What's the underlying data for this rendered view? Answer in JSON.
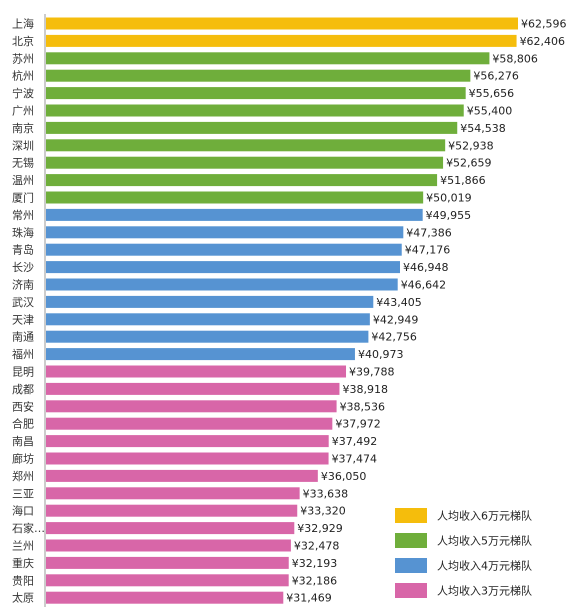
{
  "chart_data": {
    "type": "bar",
    "orientation": "horizontal",
    "grid": false,
    "legend_position": "bottom-right",
    "categories": [
      "上海",
      "北京",
      "苏州",
      "杭州",
      "宁波",
      "广州",
      "南京",
      "深圳",
      "无锡",
      "温州",
      "厦门",
      "常州",
      "珠海",
      "青岛",
      "长沙",
      "济南",
      "武汉",
      "天津",
      "南通",
      "福州",
      "昆明",
      "成都",
      "西安",
      "合肥",
      "南昌",
      "廊坊",
      "郑州",
      "三亚",
      "海口",
      "石家…",
      "兰州",
      "重庆",
      "贵阳",
      "太原"
    ],
    "values": [
      62596,
      62406,
      58806,
      56276,
      55656,
      55400,
      54538,
      52938,
      52659,
      51866,
      50019,
      49955,
      47386,
      47176,
      46948,
      46642,
      43405,
      42949,
      42756,
      40973,
      39788,
      38918,
      38536,
      37972,
      37492,
      37474,
      36050,
      33638,
      33320,
      32929,
      32478,
      32193,
      32186,
      31469
    ],
    "labels": [
      "¥62,596",
      "¥62,406",
      "¥58,806",
      "¥56,276",
      "¥55,656",
      "¥55,400",
      "¥54,538",
      "¥52,938",
      "¥52,659",
      "¥51,866",
      "¥50,019",
      "¥49,955",
      "¥47,386",
      "¥47,176",
      "¥46,948",
      "¥46,642",
      "¥43,405",
      "¥42,949",
      "¥42,756",
      "¥40,973",
      "¥39,788",
      "¥38,918",
      "¥38,536",
      "¥37,972",
      "¥37,492",
      "¥37,474",
      "¥36,050",
      "¥33,638",
      "¥33,320",
      "¥32,929",
      "¥32,478",
      "¥32,193",
      "¥32,186",
      "¥31,469"
    ],
    "tiers": [
      0,
      0,
      1,
      1,
      1,
      1,
      1,
      1,
      1,
      1,
      1,
      2,
      2,
      2,
      2,
      2,
      2,
      2,
      2,
      2,
      3,
      3,
      3,
      3,
      3,
      3,
      3,
      3,
      3,
      3,
      3,
      3,
      3,
      3
    ],
    "legend": [
      {
        "name": "人均收入6万元梯队",
        "color": "#f5bd0c"
      },
      {
        "name": "人均收入5万元梯队",
        "color": "#6fae3b"
      },
      {
        "name": "人均收入4万元梯队",
        "color": "#5693d2"
      },
      {
        "name": "人均收入3万元梯队",
        "color": "#d866a8"
      }
    ],
    "xlim": [
      0,
      62596
    ]
  }
}
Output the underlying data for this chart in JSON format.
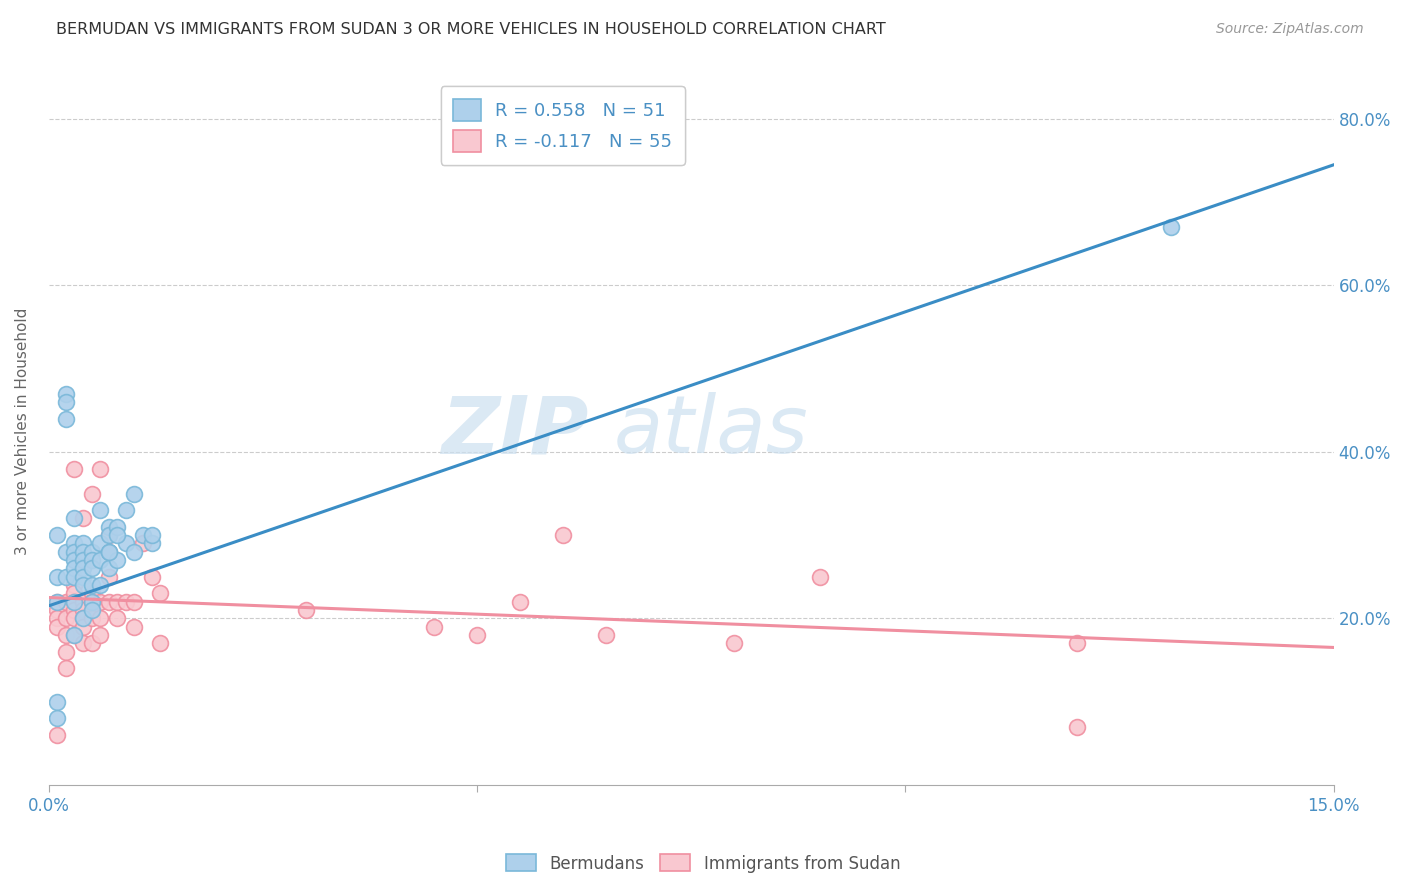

· · · · · · ·

*Description of the task:* Your copy of the data should match it exactly, except that pictures are left out.

*Solution to this task:*
What's the underlying data for this rendered view? Answer in JSON.
{
  "chart_data": {
    "type": "bar",
    "orientation": "horizontal",
    "grid": false,
    "legend_position": "bottom-right",
    "categories": [
      "上海",
      "北京",
      "苏州",
      "杭州",
      "宁波",
      "广州",
      "南京",
      "深圳",
      "无锡",
      "温州",
      "厦门",
      "常州",
      "珠海",
      "青岛",
      "长沙",
      "济南",
      "武汉",
      "天津",
      "南通",
      "福州",
      "昆明",
      "成都",
      "西安",
      "合肥",
      "南昌",
      "廊坊",
      "郑州",
      "三亚",
      "海口",
      "石家…",
      "兰州",
      "重庆",
      "贵阳",
      "太原"
    ],
    "values": [
      62596,
      62406,
      58806,
      56276,
      55656,
      55400,
      54538,
      52938,
      52659,
      51866,
      50019,
      49955,
      47386,
      47176,
      46948,
      46642,
      43405,
      42949,
      42756,
      40973,
      39788,
      38918,
      38536,
      37972,
      37492,
      37474,
      36050,
      33638,
      33320,
      32929,
      32478,
      32193,
      32186,
      31469
    ],
    "labels": [
      "¥62,596",
      "¥62,406",
      "¥58,806",
      "¥56,276",
      "¥55,656",
      "¥55,400",
      "¥54,538",
      "¥52,938",
      "¥52,659",
      "¥51,866",
      "¥50,019",
      "¥49,955",
      "¥47,386",
      "¥47,176",
      "¥46,948",
      "¥46,642",
      "¥43,405",
      "¥42,949",
      "¥42,756",
      "¥40,973",
      "¥39,788",
      "¥38,918",
      "¥38,536",
      "¥37,972",
      "¥37,492",
      "¥37,474",
      "¥36,050",
      "¥33,638",
      "¥33,320",
      "¥32,929",
      "¥32,478",
      "¥32,193",
      "¥32,186",
      "¥31,469"
    ],
    "tiers": [
      0,
      0,
      1,
      1,
      1,
      1,
      1,
      1,
      1,
      1,
      1,
      2,
      2,
      2,
      2,
      2,
      2,
      2,
      2,
      2,
      3,
      3,
      3,
      3,
      3,
      3,
      3,
      3,
      3,
      3,
      3,
      3,
      3,
      3
    ],
    "legend": [
      {
        "name": "人均收入6万元梯队",
        "color": "#f5bd0c"
      },
      {
        "name": "人均收入5万元梯队",
        "color": "#6fae3b"
      },
      {
        "name": "人均收入4万元梯队",
        "color": "#5693d2"
      },
      {
        "name": "人均收入3万元梯队",
        "color": "#d866a8"
      }
    ],
    "xlim": [
      0,
      62596
    ]
  }
}
Output the underlying data for this chart in JSON format.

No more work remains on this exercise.